▶ Extract to read

────────────────────


      This, then, results in the view that those who also place sanctity in other areas of life (marriage, child-rearing) and authority (in tradition, in hierarchy, in God, etc.) as having no rational basis upon which to oppose gay marriage and gay childbearing / adoption. I submit that the modern mind, especially as seen among millennials on the gay marriage issue (and interestingly, on abortion, where growing opposition, seemingly out of sync with support for gay marriage, likely finds support in values of "fair" and "harm"), is heavily, and almost entirely, invested in the Fairness aspects of Haidt's framework, and little understands, nor seeks to understand, other commitments which vie for loyalty in the mind of the conservative and (perhaps) classical liberal.

────────────────────

▶ Exercises to complete
- A) Reproduce everything in the passage on gay marriage from "This, then, results" down to "(perhaps) classical liberal.", changing nothing.
- B) Summarize the passage on gay marriage in two sentences.
- C) Recast the paragraph of the passage on gay marriage that begins "This, then, results in the view" as a bulleted list, keeping its main points.

────────────────────

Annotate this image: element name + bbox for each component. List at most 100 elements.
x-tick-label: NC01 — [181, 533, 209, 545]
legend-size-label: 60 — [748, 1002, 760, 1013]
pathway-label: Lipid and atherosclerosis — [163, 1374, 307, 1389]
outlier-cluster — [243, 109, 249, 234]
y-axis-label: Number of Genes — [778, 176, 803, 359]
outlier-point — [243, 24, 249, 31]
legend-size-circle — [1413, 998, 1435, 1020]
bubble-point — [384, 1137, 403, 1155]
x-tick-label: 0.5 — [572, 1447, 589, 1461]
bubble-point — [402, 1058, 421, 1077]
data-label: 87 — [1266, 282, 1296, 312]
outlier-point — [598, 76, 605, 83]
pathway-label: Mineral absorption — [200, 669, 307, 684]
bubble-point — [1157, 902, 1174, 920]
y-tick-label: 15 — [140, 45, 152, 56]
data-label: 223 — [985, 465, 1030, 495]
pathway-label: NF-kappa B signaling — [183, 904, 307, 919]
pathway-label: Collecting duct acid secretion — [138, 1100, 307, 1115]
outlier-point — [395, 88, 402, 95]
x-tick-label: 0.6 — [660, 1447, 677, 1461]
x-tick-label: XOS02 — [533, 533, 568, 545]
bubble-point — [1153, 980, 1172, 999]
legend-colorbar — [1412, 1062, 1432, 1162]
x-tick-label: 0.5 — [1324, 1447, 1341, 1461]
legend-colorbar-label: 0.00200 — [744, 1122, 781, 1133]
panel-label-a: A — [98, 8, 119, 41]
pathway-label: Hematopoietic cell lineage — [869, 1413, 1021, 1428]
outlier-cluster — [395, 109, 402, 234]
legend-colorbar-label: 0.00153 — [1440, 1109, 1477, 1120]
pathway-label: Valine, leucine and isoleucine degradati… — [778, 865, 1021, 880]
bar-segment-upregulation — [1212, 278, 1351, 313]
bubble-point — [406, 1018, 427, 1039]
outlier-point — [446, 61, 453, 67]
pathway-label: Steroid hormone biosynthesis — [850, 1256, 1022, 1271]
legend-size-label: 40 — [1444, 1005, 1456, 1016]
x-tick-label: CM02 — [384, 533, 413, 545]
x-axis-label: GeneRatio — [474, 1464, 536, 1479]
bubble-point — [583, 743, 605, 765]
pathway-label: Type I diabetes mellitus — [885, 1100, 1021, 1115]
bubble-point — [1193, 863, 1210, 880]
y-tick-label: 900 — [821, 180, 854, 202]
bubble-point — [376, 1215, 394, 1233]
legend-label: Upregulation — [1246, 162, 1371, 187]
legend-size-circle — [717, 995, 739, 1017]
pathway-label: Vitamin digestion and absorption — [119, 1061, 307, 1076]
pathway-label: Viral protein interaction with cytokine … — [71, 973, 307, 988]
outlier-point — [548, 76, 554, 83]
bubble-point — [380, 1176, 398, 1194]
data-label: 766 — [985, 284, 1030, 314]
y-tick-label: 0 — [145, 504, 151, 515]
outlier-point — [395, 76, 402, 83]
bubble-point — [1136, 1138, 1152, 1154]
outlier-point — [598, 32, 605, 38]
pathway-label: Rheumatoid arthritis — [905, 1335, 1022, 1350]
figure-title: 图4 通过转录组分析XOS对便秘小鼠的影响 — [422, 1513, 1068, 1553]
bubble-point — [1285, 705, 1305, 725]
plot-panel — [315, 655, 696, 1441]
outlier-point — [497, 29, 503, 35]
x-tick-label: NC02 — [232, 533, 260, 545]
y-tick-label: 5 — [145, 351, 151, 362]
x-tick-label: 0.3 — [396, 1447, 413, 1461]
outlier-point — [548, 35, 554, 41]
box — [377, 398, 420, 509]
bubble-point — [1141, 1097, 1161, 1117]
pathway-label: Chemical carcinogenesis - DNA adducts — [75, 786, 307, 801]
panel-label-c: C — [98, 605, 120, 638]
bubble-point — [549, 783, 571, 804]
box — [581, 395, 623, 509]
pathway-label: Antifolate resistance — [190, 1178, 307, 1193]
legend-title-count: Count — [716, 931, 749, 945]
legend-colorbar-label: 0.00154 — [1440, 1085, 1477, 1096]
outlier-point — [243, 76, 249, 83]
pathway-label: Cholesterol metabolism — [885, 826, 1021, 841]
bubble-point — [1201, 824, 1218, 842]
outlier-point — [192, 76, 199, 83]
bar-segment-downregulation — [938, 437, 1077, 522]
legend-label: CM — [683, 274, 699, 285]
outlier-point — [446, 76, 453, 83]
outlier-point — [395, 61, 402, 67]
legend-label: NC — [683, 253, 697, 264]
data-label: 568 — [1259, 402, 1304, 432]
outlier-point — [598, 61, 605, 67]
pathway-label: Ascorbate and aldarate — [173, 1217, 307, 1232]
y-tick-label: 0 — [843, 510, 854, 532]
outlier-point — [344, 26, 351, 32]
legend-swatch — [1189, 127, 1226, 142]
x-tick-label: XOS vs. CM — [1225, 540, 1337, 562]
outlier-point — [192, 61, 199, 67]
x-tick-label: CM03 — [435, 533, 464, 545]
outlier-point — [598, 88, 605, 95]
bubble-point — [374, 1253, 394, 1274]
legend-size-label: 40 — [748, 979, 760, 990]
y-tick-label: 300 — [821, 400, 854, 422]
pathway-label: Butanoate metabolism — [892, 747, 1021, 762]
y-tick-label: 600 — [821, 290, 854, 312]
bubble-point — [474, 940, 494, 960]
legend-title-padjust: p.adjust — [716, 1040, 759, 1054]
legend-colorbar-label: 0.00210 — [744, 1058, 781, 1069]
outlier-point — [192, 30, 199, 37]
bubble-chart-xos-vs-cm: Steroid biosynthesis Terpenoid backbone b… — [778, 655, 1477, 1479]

────────────────────

▶ Responses to the exercise
- A)
This, then, results in the view that those who also place sanctity in other areas of life (marriage, child-rearing) and authority (in tradition, in hierarchy, in God, etc.) as having no rational basis upon which to oppose gay marriage and gay childbearing / adoption. I submit that the modern mind, especially as seen among millennials on the gay marriage issue (and interestingly, on abortion, where growing opposition, seemingly out of sync with support for gay marriage, likely finds support in values of "fair" and "harm"), is heavily, and almost entirely, invested in the Fairness aspects of Haidt's framework, and little understands, nor seeks to understand, other commitments which vie for loyalty in the mind of the conservative and (perhaps) classical liberal.

- B) The passage on gay marriage describes a view that regards those who place sanctity in marriage and child-rearing, and authority in tradition, hierarchy, or God, as having no rational basis for opposing gay marriage and gay childbearing or adoption. It argues that the modern mind, especially among millennials on gay marriage, is almost entirely invested in the Fairness aspects of Haidt's framework and little understands the other commitments that compete for loyalty in conservatives and perhaps classical liberals.

- C)
- A resulting view holds that those who place sanctity in marriage and child-rearing, and authority in tradition, hierarchy, God, and the like, have no rational basis for opposing gay marriage and gay childbearing or adoption.
- The modern mind, especially among millennials on gay marriage, is heavily and almost entirely invested in the Fairness aspects of Haidt's framework.
- Growing opposition to abortion, seemingly out of step with support for gay marriage, likely finds support in values of "fair" and "harm."
- This mind little understands, and does not seek to understand, other commitments that vie for loyalty among conservatives and perhaps classical liberals.